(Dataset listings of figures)
-=-=-
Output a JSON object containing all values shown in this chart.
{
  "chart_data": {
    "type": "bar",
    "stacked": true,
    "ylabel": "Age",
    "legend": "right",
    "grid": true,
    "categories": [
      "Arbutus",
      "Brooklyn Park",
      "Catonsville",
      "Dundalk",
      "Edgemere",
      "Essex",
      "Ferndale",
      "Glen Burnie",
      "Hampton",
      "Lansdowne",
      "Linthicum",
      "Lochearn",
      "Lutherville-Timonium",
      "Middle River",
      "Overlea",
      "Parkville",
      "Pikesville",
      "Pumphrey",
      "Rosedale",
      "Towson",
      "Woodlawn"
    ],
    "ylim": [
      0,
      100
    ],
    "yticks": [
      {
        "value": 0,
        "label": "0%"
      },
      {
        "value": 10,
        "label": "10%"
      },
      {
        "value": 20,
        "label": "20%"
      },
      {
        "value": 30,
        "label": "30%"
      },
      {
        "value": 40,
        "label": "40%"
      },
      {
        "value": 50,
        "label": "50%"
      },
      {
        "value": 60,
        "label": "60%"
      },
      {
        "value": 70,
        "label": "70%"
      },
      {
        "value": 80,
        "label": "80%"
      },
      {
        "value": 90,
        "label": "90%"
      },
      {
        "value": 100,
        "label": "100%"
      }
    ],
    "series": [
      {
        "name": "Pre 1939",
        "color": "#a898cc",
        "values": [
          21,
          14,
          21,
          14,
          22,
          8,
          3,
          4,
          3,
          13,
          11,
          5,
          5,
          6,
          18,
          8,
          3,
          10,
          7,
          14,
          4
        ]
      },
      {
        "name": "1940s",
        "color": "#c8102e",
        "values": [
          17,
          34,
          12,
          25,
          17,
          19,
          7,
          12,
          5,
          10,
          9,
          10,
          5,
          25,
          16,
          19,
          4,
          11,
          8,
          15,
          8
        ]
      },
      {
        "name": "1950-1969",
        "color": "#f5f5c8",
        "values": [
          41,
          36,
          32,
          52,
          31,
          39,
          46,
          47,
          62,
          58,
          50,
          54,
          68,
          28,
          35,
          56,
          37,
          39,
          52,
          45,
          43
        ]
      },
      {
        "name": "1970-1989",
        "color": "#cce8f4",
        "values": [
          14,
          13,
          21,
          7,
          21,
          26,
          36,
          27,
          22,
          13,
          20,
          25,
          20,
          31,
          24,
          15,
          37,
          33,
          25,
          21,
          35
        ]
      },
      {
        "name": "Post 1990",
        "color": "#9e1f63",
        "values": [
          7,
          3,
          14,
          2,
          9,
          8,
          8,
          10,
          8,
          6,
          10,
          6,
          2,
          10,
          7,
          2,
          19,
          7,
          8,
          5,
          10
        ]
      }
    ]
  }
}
-=-=-
-- TASK DESCRIPTION --
Print all of the data exactly as it was given.

-- SOLUTION TO THE PROBLEM --
Output a JSON object containing all values shown in this chart.
{
  "chart_data": {
    "type": "bar",
    "stacked": true,
    "ylabel": "Age",
    "legend": "right",
    "grid": true,
    "categories": [
      "Arbutus",
      "Brooklyn Park",
      "Catonsville",
      "Dundalk",
      "Edgemere",
      "Essex",
      "Ferndale",
      "Glen Burnie",
      "Hampton",
      "Lansdowne",
      "Linthicum",
      "Lochearn",
      "Lutherville-Timonium",
      "Middle River",
      "Overlea",
      "Parkville",
      "Pikesville",
      "Pumphrey",
      "Rosedale",
      "Towson",
      "Woodlawn"
    ],
    "ylim": [
      0,
      100
    ],
    "yticks": [
      {
        "value": 0,
        "label": "0%"
      },
      {
        "value": 10,
        "label": "10%"
      },
      {
        "value": 20,
        "label": "20%"
      },
      {
        "value": 30,
        "label": "30%"
      },
      {
        "value": 40,
        "label": "40%"
      },
      {
        "value": 50,
        "label": "50%"
      },
      {
        "value": 60,
        "label": "60%"
      },
      {
        "value": 70,
        "label": "70%"
      },
      {
        "value": 80,
        "label": "80%"
      },
      {
        "value": 90,
        "label": "90%"
      },
      {
        "value": 100,
        "label": "100%"
      }
    ],
    "series": [
      {
        "name": "Pre 1939",
        "color": "#a898cc",
        "values": [
          21,
          14,
          21,
          14,
          22,
          8,
          3,
          4,
          3,
          13,
          11,
          5,
          5,
          6,
          18,
          8,
          3,
          10,
          7,
          14,
          4
        ]
      },
      {
        "name": "1940s",
        "color": "#c8102e",
        "values": [
          17,
          34,
          12,
          25,
          17,
          19,
          7,
          12,
          5,
          10,
          9,
          10,
          5,
          25,
          16,
          19,
          4,
          11,
          8,
          15,
          8
        ]
      },
      {
        "name": "1950-1969",
        "color": "#f5f5c8",
        "values": [
          41,
          36,
          32,
          52,
          31,
          39,
          46,
          47,
          62,
          58,
          50,
          54,
          68,
          28,
          35,
          56,
          37,
          39,
          52,
          45,
          43
        ]
      },
      {
        "name": "1970-1989",
        "color": "#cce8f4",
        "values": [
          14,
          13,
          21,
          7,
          21,
          26,
          36,
          27,
          22,
          13,
          20,
          25,
          20,
          31,
          24,
          15,
          37,
          33,
          25,
          21,
          35
        ]
      },
      {
        "name": "Post 1990",
        "color": "#9e1f63",
        "values": [
          7,
          3,
          14,
          2,
          9,
          8,
          8,
          10,
          8,
          6,
          10,
          6,
          2,
          10,
          7,
          2,
          19,
          7,
          8,
          5,
          10
        ]
      }
    ]
  }
}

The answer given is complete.